** Start of DATA IN THIS EXERCISE **

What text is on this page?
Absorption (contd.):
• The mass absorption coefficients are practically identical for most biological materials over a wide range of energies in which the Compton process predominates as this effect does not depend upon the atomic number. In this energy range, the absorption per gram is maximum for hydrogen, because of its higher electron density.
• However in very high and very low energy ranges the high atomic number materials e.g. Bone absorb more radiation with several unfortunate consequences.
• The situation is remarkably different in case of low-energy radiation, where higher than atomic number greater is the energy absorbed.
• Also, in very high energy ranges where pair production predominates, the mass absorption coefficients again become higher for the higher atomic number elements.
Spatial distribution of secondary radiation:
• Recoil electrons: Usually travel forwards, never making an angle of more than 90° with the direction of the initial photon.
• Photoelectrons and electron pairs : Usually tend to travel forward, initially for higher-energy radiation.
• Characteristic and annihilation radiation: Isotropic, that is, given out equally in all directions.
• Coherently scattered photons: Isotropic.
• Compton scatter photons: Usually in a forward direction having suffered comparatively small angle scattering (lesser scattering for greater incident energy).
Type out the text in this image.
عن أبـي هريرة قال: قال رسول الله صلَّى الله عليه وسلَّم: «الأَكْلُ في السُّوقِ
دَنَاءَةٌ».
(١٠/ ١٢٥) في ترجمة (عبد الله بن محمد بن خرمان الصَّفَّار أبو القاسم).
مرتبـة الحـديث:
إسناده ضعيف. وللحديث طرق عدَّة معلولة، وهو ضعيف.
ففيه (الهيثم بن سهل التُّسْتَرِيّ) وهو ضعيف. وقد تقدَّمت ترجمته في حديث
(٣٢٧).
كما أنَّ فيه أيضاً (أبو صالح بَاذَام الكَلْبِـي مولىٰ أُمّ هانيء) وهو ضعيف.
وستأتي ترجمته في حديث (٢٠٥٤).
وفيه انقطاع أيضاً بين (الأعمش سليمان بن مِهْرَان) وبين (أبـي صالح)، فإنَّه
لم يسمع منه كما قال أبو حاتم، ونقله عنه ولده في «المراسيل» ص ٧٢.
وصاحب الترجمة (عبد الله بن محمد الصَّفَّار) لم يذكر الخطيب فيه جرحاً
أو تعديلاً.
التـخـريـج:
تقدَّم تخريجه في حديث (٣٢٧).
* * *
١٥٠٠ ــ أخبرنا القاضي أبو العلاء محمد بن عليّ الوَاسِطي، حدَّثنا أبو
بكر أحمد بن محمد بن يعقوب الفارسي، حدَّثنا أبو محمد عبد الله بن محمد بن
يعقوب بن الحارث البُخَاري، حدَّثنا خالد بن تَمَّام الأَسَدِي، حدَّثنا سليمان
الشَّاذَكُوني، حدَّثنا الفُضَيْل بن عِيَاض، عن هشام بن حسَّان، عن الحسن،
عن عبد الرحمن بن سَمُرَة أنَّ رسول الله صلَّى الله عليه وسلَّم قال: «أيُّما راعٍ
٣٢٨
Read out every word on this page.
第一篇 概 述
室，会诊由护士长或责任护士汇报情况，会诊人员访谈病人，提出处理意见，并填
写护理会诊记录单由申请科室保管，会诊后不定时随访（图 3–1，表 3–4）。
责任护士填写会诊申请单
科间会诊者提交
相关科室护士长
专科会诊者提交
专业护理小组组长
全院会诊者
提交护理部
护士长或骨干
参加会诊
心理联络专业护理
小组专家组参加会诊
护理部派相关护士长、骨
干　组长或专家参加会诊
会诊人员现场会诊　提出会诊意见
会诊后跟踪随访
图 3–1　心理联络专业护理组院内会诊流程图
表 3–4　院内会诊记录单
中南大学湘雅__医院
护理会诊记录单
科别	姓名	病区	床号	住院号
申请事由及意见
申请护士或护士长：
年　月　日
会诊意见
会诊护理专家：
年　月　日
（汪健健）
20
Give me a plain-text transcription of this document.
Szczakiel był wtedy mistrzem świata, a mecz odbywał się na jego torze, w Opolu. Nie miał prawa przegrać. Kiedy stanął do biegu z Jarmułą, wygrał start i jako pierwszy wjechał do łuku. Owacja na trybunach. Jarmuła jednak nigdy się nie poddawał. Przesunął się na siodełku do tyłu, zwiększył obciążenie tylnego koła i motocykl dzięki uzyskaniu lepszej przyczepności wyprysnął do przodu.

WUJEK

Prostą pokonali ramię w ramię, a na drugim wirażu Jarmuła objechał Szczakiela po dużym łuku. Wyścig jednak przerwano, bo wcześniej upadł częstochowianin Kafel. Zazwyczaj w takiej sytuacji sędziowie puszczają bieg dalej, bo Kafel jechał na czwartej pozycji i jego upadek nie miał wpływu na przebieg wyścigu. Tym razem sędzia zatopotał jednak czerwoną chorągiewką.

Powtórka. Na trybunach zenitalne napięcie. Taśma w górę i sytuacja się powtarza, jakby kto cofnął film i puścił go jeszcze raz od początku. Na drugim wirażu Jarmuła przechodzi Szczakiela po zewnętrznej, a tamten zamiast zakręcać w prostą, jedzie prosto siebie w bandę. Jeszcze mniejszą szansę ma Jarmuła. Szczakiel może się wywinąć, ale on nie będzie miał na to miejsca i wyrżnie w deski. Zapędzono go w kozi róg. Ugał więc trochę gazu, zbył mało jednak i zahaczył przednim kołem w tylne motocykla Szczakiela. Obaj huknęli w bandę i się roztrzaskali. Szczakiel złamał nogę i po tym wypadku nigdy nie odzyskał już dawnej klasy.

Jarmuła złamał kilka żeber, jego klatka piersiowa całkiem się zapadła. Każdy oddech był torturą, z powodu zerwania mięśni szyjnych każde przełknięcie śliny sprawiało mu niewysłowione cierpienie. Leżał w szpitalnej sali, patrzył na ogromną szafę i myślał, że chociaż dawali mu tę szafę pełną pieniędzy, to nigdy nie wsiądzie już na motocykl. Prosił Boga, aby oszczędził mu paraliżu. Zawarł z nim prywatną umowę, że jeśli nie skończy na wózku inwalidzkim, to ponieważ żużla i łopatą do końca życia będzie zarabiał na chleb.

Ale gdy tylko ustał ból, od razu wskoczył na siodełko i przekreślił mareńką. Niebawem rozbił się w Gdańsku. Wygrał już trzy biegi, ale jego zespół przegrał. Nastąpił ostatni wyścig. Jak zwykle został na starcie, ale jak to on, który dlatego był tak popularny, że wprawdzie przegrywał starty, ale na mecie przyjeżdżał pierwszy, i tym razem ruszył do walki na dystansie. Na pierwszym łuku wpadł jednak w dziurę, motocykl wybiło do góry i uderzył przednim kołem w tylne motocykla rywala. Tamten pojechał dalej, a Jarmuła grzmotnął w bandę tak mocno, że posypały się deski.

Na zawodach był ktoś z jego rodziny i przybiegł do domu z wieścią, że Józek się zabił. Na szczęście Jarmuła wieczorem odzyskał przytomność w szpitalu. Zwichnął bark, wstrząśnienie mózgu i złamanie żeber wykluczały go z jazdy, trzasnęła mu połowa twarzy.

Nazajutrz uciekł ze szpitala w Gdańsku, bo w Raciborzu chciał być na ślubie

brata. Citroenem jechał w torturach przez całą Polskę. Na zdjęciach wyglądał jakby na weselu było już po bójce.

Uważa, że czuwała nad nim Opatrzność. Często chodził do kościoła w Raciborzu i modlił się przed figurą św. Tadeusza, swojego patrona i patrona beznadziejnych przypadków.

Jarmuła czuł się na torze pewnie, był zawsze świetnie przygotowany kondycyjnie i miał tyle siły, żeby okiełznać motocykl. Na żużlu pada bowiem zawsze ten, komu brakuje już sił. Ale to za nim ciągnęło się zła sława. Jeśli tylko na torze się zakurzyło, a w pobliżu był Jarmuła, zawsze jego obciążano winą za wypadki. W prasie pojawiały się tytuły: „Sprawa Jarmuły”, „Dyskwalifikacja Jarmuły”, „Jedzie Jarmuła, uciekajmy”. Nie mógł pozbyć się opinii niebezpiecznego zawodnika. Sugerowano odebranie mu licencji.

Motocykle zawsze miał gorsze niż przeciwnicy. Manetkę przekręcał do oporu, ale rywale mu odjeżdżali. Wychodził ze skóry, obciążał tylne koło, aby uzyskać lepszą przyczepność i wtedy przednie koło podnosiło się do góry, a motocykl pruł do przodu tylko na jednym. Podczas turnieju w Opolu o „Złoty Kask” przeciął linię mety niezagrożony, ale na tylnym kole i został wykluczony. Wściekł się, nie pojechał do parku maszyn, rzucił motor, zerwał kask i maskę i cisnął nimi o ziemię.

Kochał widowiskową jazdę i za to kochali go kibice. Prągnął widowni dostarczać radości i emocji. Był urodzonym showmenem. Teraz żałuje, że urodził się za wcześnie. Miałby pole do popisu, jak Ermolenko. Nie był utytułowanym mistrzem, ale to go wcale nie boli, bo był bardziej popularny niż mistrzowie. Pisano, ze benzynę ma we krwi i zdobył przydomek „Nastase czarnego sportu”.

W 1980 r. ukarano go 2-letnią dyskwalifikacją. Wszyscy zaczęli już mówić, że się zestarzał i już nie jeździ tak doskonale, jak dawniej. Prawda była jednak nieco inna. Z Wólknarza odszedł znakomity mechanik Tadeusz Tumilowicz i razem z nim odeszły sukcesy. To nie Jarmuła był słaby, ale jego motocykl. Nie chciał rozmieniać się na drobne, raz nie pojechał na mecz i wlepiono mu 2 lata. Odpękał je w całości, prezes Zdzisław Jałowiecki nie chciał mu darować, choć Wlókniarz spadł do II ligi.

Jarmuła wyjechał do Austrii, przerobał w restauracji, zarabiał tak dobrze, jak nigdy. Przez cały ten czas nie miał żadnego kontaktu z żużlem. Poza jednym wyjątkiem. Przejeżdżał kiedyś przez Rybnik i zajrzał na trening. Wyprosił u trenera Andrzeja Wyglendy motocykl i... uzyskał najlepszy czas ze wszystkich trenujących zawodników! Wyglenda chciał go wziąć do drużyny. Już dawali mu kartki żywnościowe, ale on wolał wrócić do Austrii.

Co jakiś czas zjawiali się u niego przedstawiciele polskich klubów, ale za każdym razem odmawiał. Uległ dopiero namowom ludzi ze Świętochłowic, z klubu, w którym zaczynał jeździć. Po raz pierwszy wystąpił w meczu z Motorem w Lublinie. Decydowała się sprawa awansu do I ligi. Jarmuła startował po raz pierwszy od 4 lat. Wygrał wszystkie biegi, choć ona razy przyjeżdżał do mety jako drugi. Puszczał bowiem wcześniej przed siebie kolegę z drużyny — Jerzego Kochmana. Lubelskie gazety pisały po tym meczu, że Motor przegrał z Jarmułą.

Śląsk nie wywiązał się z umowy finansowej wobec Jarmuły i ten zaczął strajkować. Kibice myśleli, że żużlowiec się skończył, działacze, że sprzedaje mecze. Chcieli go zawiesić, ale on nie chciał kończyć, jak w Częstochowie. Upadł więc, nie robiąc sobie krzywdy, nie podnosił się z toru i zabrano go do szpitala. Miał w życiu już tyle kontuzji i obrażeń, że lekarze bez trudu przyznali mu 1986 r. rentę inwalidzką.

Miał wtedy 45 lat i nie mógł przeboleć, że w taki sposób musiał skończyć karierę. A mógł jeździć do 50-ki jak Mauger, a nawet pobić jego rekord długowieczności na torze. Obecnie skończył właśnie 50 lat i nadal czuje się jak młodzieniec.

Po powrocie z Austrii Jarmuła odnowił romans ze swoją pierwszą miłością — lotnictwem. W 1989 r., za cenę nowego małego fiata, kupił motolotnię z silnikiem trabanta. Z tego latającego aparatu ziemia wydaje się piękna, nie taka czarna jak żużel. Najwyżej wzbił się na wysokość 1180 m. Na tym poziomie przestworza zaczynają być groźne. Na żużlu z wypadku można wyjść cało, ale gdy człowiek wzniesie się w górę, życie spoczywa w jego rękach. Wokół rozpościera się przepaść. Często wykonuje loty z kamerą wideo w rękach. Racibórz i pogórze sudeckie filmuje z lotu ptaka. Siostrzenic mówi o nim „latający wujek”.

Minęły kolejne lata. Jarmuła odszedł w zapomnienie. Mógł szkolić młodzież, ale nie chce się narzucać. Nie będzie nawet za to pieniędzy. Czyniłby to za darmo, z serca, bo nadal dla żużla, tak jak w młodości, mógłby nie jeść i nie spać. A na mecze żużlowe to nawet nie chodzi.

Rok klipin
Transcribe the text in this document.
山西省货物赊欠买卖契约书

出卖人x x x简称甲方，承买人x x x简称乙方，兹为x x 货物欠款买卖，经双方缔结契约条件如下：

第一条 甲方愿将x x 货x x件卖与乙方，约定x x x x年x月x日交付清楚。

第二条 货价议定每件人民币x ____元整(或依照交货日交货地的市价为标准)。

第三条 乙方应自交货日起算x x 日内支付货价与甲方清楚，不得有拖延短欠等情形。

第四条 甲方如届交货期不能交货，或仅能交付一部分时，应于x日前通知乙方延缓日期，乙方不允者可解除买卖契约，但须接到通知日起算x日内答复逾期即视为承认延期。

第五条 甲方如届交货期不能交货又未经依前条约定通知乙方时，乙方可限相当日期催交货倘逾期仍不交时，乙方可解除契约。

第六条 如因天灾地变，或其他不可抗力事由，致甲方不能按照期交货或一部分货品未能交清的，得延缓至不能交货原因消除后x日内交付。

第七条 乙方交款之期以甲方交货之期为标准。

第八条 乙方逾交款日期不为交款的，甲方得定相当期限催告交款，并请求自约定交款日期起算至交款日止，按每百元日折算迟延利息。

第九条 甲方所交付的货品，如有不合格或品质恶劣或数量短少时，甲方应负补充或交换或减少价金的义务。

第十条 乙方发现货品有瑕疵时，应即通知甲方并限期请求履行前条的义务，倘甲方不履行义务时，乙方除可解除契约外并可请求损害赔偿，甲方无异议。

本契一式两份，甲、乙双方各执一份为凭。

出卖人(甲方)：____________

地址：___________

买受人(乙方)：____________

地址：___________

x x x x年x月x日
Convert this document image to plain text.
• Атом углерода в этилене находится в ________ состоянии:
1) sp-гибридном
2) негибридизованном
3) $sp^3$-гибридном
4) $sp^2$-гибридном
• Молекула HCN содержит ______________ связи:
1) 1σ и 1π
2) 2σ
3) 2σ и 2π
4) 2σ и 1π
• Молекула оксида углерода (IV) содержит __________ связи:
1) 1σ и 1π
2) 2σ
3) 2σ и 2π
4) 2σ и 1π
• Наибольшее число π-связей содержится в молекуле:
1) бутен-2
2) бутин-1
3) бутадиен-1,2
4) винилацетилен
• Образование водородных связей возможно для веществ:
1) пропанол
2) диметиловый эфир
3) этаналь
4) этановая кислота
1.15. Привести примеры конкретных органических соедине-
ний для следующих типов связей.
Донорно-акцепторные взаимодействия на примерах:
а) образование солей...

** End of DATA IN THIS EXERCISE **

WHAT IS BEING ASKED ::
How many of the lines above include the string "page"? Answer with the number only.

TASK SOLUTION ::
2